● Stored rows:
--- Start ---
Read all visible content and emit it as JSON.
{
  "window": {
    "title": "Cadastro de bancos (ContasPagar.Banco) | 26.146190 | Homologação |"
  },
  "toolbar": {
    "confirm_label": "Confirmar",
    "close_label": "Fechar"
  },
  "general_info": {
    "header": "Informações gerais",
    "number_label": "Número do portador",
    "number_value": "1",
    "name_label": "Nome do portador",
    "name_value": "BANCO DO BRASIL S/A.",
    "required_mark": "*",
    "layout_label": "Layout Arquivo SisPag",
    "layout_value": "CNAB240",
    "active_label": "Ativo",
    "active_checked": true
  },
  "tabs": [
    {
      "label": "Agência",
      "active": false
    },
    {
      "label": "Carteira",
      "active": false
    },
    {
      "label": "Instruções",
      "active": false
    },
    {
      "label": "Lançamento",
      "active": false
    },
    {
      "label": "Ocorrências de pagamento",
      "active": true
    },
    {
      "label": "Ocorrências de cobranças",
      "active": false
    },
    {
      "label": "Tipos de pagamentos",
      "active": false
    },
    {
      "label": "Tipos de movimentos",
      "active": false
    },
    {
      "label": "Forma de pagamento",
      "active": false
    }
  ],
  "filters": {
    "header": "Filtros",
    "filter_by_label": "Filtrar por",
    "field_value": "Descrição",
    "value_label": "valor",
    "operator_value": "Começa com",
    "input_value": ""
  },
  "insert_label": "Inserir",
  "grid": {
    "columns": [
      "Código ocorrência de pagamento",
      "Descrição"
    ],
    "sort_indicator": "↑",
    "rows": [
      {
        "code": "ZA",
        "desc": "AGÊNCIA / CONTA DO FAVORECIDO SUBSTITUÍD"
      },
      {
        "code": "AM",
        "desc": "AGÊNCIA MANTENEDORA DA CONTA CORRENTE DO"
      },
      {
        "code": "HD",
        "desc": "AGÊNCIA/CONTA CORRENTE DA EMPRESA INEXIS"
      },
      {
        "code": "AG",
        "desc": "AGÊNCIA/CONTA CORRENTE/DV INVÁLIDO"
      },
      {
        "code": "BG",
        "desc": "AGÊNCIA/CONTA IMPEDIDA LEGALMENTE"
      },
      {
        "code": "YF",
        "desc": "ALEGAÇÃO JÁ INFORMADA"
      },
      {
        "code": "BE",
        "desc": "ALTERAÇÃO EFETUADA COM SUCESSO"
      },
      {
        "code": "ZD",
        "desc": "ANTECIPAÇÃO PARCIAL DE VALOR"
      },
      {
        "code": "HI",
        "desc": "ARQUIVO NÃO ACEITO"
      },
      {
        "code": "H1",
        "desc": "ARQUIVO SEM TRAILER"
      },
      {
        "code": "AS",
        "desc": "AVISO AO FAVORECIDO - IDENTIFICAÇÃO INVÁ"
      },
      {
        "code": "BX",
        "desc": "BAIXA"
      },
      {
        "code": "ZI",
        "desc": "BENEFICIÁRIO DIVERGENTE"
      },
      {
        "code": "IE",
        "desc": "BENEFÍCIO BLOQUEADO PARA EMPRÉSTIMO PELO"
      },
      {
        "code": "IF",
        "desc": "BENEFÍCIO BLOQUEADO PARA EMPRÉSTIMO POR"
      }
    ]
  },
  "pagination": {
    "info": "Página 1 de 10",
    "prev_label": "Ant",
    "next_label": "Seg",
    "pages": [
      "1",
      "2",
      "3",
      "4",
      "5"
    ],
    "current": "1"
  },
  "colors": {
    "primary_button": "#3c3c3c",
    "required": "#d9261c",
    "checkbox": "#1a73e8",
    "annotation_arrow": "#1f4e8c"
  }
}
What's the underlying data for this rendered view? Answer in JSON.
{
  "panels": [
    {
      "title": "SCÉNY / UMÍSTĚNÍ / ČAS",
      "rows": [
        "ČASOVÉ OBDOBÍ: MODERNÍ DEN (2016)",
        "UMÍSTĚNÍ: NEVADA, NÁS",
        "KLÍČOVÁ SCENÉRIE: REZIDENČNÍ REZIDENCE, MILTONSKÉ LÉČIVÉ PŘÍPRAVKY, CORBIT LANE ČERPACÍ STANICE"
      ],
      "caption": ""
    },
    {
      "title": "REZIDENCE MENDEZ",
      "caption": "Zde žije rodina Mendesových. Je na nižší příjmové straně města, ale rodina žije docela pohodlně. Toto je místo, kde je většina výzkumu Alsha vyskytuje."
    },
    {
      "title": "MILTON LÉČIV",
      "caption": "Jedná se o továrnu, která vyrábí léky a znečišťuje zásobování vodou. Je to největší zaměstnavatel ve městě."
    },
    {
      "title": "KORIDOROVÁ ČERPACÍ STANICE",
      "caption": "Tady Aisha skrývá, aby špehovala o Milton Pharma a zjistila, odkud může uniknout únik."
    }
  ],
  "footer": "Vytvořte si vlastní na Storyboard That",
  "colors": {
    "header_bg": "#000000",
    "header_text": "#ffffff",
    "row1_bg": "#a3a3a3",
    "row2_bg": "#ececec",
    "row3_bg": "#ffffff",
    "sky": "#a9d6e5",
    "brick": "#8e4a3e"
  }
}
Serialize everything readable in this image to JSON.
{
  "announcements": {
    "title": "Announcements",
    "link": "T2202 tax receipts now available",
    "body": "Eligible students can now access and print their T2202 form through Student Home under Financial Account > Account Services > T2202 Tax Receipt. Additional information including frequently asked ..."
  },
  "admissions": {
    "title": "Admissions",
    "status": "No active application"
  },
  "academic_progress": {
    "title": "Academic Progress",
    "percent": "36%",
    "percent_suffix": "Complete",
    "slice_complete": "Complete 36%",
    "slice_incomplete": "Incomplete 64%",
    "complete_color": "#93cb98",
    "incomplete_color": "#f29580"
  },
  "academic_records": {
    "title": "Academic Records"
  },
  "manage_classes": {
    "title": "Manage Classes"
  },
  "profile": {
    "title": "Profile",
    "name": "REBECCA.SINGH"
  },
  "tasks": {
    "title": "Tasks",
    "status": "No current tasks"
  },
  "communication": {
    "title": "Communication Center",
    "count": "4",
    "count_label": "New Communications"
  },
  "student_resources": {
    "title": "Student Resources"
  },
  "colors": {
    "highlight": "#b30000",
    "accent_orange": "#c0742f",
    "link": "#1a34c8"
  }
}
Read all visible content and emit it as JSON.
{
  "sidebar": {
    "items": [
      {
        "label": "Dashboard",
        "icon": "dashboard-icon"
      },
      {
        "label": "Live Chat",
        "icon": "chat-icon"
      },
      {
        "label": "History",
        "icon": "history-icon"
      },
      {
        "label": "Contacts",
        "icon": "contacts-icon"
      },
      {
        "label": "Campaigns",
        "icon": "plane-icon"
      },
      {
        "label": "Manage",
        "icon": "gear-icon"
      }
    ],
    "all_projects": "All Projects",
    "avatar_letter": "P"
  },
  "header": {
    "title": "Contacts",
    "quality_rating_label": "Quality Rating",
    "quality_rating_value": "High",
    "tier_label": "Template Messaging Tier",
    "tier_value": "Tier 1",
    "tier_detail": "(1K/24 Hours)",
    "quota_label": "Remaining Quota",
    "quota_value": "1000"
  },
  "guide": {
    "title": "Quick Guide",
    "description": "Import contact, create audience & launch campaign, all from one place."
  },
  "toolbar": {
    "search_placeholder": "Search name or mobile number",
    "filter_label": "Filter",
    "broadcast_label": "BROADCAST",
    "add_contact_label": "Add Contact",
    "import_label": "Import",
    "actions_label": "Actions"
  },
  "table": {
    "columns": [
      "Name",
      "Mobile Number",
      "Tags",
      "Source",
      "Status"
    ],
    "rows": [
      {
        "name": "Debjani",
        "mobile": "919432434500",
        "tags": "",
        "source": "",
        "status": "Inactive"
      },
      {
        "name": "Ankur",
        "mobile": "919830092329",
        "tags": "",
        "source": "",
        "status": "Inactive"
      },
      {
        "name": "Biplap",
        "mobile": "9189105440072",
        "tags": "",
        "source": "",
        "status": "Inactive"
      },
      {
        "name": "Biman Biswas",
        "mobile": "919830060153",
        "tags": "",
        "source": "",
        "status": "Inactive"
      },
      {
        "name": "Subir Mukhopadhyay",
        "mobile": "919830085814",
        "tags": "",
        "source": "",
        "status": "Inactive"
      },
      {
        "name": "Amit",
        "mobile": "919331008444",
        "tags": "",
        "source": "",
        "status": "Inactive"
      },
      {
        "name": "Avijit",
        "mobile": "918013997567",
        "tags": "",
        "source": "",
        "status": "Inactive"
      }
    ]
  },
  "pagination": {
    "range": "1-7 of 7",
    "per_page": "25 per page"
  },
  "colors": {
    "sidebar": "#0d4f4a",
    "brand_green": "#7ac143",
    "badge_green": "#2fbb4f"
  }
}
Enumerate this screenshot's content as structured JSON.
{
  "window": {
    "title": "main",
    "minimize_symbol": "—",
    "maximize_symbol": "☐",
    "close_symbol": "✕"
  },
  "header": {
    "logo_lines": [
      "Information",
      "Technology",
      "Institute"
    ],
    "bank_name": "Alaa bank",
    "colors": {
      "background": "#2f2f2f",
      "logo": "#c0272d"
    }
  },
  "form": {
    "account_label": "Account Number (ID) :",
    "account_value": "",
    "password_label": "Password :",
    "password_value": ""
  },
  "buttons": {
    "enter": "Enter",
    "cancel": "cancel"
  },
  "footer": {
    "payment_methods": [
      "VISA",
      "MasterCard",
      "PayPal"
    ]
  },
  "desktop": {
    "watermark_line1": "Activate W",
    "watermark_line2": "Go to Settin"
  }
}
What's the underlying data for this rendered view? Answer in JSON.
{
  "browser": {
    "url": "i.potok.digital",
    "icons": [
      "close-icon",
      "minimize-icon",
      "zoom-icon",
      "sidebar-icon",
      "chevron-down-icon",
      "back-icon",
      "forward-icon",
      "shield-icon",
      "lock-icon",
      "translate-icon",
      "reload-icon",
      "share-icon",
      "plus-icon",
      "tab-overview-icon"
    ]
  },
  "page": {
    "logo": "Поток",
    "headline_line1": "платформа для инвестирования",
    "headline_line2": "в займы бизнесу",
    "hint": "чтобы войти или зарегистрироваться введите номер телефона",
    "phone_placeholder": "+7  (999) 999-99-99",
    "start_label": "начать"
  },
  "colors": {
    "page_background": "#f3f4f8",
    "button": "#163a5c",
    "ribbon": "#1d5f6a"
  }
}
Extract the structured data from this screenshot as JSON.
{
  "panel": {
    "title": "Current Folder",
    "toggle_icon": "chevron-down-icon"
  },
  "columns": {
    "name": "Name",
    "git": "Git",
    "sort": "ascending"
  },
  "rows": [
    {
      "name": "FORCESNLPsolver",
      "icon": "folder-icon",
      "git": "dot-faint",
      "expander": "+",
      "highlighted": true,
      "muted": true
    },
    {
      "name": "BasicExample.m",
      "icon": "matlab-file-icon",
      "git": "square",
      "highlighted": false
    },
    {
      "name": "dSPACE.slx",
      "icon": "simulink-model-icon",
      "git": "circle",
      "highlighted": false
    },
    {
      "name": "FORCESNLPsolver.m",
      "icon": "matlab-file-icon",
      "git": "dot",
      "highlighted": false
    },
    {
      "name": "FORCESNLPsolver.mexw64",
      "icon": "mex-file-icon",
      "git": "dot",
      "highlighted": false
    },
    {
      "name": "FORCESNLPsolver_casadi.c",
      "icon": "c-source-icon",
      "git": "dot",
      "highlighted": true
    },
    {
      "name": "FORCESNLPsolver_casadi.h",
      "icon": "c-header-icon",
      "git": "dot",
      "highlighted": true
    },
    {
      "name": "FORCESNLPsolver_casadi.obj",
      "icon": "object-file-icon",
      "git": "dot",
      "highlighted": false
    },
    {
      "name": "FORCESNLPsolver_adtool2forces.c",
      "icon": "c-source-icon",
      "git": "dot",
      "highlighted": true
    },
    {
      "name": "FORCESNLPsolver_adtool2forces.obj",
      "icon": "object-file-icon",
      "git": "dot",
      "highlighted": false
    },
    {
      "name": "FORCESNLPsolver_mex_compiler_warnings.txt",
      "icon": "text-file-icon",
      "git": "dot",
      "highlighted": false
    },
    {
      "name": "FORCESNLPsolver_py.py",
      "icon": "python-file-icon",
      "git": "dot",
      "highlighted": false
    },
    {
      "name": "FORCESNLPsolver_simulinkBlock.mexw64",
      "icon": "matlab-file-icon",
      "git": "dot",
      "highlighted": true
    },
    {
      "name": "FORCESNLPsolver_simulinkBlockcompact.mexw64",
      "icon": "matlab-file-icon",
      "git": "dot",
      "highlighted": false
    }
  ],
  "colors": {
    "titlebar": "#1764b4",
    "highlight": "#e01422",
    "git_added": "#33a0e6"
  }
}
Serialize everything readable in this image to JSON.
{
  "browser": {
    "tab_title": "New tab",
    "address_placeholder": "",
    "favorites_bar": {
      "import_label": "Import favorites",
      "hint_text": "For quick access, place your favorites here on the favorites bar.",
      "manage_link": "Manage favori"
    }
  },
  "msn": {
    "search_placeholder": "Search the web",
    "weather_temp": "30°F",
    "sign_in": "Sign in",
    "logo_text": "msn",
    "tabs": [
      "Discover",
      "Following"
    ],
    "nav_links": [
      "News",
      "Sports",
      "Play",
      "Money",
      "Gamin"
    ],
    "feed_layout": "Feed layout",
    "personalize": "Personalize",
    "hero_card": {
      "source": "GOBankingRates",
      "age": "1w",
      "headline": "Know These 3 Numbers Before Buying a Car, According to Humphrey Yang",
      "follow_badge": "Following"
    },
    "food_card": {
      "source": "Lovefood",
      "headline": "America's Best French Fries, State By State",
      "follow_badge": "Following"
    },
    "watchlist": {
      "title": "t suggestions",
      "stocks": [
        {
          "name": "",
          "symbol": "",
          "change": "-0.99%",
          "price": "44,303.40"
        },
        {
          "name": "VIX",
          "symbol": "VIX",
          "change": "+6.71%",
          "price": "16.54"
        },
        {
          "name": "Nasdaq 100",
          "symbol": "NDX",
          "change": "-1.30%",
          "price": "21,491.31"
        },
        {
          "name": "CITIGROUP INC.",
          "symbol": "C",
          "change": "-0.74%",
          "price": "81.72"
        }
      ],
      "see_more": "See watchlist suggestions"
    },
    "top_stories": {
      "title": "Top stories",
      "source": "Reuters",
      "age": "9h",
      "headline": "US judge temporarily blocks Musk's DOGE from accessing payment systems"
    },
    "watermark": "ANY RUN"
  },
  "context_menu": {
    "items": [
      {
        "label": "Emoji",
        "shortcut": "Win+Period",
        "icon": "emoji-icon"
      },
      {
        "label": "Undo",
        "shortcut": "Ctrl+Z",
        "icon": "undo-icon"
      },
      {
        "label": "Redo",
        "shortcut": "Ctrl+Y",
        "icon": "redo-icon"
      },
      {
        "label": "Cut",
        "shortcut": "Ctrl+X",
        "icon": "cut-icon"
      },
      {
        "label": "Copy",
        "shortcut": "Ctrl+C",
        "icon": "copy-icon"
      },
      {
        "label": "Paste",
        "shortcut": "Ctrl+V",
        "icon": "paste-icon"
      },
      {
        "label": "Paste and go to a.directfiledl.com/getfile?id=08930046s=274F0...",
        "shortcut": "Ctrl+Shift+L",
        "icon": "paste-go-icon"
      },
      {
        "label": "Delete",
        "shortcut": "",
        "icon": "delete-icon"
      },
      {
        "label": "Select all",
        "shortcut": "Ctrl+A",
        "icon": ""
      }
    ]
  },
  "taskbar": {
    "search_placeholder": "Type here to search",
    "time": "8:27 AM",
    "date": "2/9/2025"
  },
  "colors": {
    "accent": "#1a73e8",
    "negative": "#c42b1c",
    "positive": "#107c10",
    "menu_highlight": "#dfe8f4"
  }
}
--- End ---
● Stated goal:
Pull out each line containing the word "FAVORECIDO" and copy it.

● Task output:
        "desc": "AGÊNCIA / CONTA DO FAVORECIDO SUBSTITUÍD"
        "desc": "AVISO AO FAVORECIDO - IDENTIFICAÇÃO INVÁ"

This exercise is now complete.